(Set task) Copy the entries below word for word, starting with the line that contains "- configure-icon[interactable]: ⚒: [1246, 88, 1259, 106]" and going on through the line that contains "- selection-handle[interactable]: [787, 245, 793, 251]", both included.

○ ○ ○ ○ ○ ○ ○

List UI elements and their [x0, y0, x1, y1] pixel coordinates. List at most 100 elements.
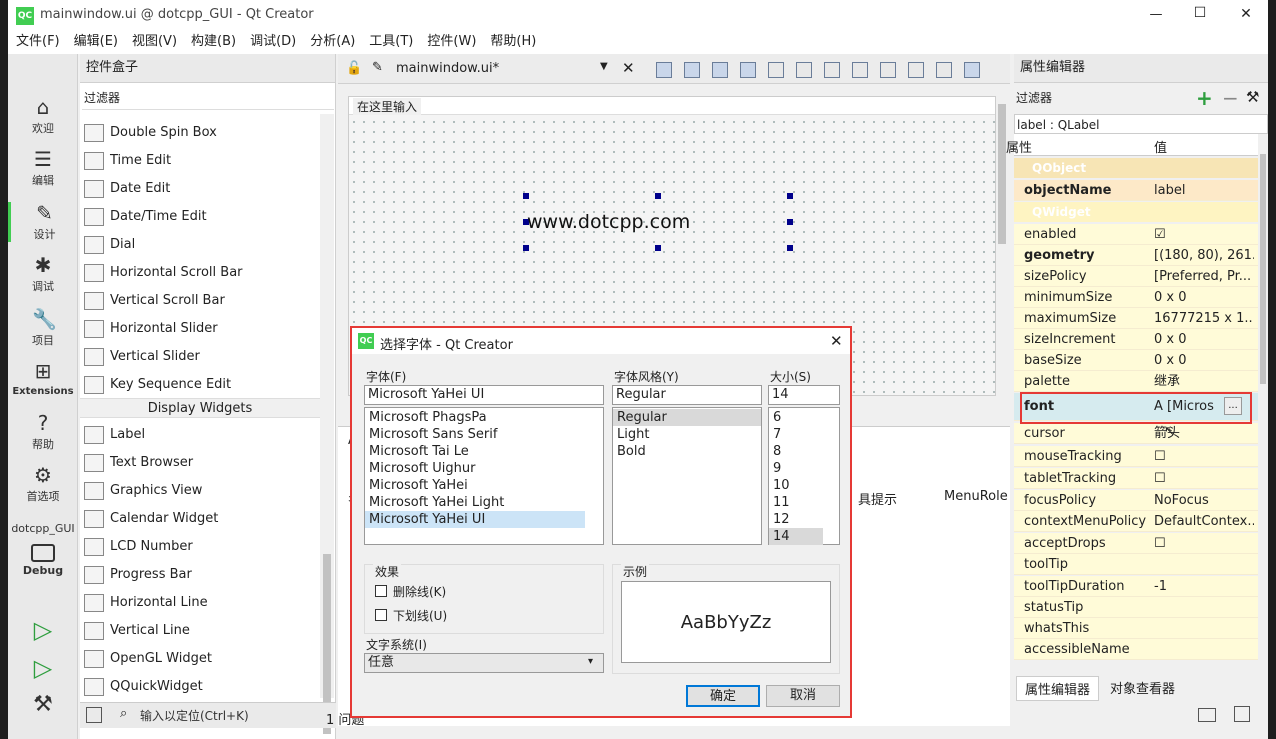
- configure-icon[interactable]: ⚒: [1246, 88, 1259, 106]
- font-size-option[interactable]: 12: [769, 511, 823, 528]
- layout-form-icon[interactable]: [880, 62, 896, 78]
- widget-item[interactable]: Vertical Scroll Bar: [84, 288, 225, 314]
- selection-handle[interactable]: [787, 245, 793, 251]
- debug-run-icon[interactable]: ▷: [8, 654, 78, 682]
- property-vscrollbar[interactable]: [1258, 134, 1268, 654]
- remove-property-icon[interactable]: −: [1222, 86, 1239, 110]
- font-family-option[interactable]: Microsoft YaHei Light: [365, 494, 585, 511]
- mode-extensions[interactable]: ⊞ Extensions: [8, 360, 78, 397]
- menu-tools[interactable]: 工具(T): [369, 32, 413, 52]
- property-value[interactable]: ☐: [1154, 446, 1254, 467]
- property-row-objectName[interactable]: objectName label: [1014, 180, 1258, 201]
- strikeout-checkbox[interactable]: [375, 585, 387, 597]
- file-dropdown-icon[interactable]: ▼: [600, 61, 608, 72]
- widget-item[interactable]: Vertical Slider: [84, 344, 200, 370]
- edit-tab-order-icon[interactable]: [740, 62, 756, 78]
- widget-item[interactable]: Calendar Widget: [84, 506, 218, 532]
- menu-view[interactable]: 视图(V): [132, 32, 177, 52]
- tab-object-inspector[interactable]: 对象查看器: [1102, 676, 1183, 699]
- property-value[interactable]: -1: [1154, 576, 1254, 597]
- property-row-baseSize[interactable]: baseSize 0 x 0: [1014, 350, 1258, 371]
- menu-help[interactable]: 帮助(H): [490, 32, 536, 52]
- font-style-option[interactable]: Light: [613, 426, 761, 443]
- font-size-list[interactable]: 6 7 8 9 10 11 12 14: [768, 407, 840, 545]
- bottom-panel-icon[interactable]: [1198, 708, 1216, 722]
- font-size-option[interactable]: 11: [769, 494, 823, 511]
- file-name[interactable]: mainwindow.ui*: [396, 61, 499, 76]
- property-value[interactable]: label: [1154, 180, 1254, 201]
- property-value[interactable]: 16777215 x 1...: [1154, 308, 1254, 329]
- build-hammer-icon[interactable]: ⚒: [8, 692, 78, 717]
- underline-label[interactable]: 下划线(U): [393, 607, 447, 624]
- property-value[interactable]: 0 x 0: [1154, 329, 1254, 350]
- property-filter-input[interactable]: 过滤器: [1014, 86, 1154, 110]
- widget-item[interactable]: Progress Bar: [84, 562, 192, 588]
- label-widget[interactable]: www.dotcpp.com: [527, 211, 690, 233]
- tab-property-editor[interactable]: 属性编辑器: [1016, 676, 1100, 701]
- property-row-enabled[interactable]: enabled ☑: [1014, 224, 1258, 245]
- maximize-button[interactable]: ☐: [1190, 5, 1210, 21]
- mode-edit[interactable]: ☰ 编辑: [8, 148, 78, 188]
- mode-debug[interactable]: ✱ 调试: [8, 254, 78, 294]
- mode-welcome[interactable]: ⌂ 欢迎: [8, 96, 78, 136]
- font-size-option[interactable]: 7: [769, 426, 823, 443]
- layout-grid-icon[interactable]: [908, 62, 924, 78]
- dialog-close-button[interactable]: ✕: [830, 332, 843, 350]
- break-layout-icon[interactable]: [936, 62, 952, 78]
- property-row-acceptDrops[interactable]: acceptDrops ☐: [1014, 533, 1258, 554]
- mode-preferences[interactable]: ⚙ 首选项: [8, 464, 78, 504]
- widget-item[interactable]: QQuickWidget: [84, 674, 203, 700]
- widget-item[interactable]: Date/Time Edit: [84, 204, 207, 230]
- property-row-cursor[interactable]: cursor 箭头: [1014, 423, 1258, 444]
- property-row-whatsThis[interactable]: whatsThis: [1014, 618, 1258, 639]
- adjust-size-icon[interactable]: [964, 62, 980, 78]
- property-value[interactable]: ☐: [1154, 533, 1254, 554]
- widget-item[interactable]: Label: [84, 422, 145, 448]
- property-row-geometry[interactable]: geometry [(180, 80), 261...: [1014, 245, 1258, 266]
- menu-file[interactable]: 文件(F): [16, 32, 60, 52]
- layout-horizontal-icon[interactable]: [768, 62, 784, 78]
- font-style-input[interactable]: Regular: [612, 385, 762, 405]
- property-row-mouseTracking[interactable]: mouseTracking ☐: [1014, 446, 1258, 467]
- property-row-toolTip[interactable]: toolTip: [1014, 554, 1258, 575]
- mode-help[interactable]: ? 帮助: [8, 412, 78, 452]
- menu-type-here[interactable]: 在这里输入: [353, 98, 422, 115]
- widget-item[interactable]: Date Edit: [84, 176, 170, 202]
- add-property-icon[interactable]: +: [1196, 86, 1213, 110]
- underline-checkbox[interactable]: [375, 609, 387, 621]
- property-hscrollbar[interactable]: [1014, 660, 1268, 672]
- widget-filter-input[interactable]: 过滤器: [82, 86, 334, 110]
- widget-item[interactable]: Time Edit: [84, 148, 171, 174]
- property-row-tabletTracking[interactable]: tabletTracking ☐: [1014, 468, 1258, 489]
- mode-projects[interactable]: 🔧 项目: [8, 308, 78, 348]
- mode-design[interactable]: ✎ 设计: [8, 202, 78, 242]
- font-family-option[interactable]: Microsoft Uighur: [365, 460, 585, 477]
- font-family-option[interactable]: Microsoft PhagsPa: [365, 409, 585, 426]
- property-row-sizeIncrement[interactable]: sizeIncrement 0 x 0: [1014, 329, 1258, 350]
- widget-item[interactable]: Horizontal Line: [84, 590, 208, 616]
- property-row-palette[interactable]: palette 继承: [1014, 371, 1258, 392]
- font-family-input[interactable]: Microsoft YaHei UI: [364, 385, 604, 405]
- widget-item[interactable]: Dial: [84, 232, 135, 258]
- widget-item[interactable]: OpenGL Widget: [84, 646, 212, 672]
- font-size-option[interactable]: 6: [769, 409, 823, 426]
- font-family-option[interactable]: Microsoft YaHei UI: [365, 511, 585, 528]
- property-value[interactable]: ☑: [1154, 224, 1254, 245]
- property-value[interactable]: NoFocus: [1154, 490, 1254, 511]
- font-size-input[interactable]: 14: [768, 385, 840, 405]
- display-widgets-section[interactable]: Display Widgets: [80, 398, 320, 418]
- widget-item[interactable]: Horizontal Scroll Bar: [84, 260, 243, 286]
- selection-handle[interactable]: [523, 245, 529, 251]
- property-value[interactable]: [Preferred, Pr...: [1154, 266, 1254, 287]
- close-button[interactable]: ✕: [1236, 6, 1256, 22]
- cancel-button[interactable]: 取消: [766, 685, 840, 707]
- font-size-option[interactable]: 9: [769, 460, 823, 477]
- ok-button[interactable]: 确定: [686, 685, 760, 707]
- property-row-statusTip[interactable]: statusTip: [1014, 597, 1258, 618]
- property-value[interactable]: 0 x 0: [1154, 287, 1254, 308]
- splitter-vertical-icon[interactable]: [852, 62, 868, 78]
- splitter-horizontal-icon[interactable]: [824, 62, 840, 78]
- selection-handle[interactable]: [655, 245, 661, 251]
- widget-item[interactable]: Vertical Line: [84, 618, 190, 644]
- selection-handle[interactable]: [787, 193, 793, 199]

○ ○ ○ ○ ○ ○ ○

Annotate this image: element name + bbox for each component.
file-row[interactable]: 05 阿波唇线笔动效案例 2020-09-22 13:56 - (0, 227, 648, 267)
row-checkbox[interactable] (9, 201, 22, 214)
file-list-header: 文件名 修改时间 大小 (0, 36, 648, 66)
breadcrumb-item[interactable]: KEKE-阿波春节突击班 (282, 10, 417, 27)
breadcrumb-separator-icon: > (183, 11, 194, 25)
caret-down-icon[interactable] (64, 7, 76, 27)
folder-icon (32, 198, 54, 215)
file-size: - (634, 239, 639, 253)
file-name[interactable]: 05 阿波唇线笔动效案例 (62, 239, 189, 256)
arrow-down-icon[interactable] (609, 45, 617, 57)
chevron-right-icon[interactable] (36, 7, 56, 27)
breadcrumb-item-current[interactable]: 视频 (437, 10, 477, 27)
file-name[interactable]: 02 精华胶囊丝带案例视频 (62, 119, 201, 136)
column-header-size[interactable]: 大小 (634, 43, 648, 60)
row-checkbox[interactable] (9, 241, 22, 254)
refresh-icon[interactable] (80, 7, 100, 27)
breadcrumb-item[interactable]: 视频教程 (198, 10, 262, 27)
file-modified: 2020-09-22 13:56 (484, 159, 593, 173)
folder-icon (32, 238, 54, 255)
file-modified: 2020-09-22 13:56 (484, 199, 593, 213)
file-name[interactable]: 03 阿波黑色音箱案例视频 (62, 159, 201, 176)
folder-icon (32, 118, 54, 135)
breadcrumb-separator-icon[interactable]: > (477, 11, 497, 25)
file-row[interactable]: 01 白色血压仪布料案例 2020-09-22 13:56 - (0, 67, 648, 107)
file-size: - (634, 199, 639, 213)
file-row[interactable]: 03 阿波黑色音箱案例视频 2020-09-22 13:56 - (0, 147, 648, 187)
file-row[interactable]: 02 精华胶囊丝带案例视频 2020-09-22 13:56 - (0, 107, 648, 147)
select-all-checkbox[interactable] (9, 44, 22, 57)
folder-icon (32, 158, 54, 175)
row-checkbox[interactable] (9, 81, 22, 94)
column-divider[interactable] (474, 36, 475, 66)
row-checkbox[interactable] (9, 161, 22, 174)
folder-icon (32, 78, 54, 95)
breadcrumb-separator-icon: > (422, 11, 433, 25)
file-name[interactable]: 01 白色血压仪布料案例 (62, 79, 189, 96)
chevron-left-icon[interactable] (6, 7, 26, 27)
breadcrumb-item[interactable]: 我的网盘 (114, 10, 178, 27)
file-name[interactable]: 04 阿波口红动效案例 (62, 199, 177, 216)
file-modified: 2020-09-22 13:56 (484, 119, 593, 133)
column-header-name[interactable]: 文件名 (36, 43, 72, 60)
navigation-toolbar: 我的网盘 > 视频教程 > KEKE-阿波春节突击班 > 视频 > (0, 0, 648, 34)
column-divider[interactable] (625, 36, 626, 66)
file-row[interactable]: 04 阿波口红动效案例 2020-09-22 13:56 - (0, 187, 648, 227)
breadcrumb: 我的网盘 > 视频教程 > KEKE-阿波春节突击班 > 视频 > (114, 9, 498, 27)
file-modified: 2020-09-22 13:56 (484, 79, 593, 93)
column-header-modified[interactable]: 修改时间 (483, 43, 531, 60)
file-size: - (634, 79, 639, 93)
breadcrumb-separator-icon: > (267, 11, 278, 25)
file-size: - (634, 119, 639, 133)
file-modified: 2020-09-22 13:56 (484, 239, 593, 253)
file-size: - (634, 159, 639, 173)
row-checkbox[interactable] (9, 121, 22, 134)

○ ○ ○ ○ ○ ○ ○

(Final result)
- configure-icon[interactable]: ⚒: [1246, 88, 1259, 106]
- font-size-option[interactable]: 12: [769, 511, 823, 528]
- layout-form-icon[interactable]: [880, 62, 896, 78]
- widget-item[interactable]: Vertical Scroll Bar: [84, 288, 225, 314]
- selection-handle[interactable]: [787, 245, 793, 251]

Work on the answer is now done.